:: STATED GOAL ::
Write out each line that follows exactly as it stands, without the pictures.

Saved entries:
━━━━━━━━

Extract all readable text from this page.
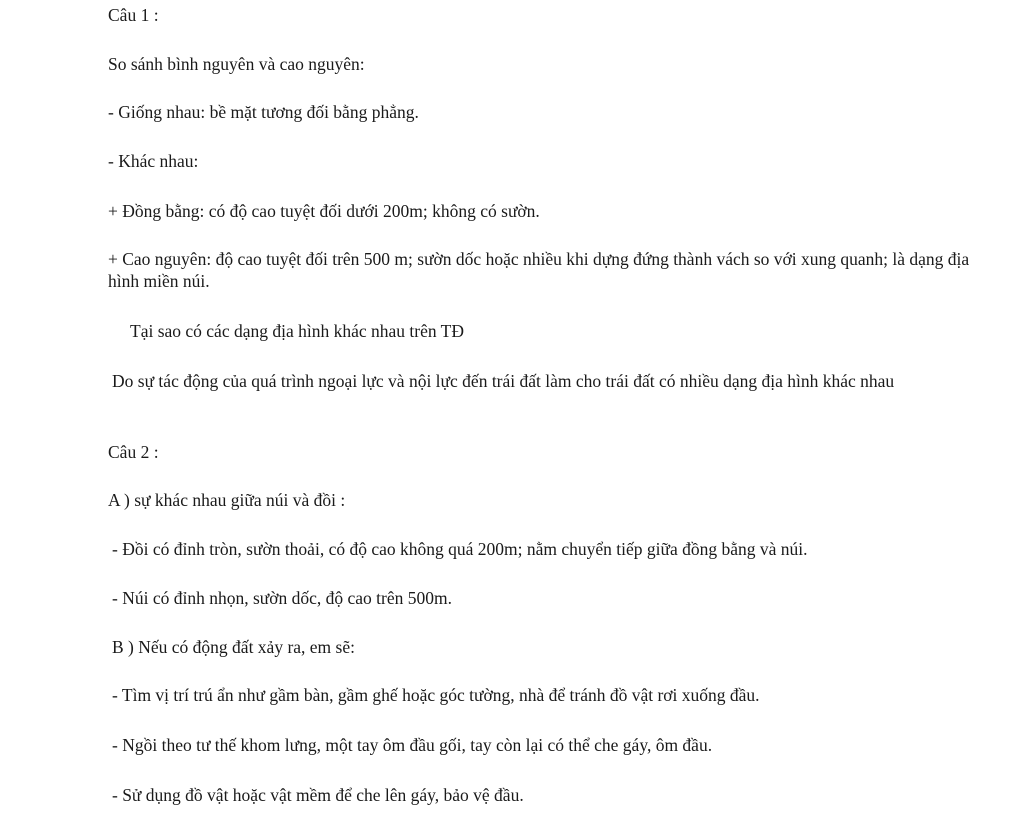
Câu 1 :

So sánh bình nguyên và cao nguyên:

- Giống nhau: bề mặt tương đối bằng phẳng.

- Khác nhau:

+ Đồng bằng: có độ cao tuyệt đối dưới 200m; không có sườn.

+ Cao nguyên: độ cao tuyệt đối trên 500 m; sườn dốc hoặc nhiều khi dựng đứng thành vách so với xung quanh; là dạng địa hình miền núi.

Tại sao có các dạng địa hình khác nhau trên TĐ

Do sự tác động của quá trình ngoại lực và nội lực đến trái đất làm cho trái đất có nhiều dạng địa hình khác nhau

Câu 2 :

A ) sự khác nhau giữa núi và đồi :

- Đồi có đỉnh tròn, sườn thoải, có độ cao không quá 200m; nằm chuyển tiếp giữa đồng bằng và núi.

- Núi có đỉnh nhọn, sườn dốc, độ cao trên 500m.

B ) Nếu có động đất xảy ra, em sẽ:

- Tìm vị trí trú ẩn như gầm bàn, gầm ghế hoặc góc tường, nhà để tránh đồ vật rơi xuống đầu.

- Ngồi theo tư thế khom lưng, một tay ôm đầu gối, tay còn lại có thể che gáy, ôm đầu.

- Sử dụng đồ vật hoặc vật mềm để che lên gáy, bảo vệ đầu.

━━━━━━━━

:: WRITTEN RESPONSE ::
Extract all readable text from this page.
Câu 1 :

So sánh bình nguyên và cao nguyên:

- Giống nhau: bề mặt tương đối bằng phẳng.

- Khác nhau:

+ Đồng bằng: có độ cao tuyệt đối dưới 200m; không có sườn.

+ Cao nguyên: độ cao tuyệt đối trên 500 m; sườn dốc hoặc nhiều khi dựng đứng thành vách so với xung quanh; là dạng địa hình miền núi.

Tại sao có các dạng địa hình khác nhau trên TĐ

Do sự tác động của quá trình ngoại lực và nội lực đến trái đất làm cho trái đất có nhiều dạng địa hình khác nhau

Câu 2 :

A ) sự khác nhau giữa núi và đồi :

- Đồi có đỉnh tròn, sườn thoải, có độ cao không quá 200m; nằm chuyển tiếp giữa đồng bằng và núi.

- Núi có đỉnh nhọn, sườn dốc, độ cao trên 500m.

B ) Nếu có động đất xảy ra, em sẽ:

- Tìm vị trí trú ẩn như gầm bàn, gầm ghế hoặc góc tường, nhà để tránh đồ vật rơi xuống đầu.

- Ngồi theo tư thế khom lưng, một tay ôm đầu gối, tay còn lại có thể che gáy, ôm đầu.

- Sử dụng đồ vật hoặc vật mềm để che lên gáy, bảo vệ đầu.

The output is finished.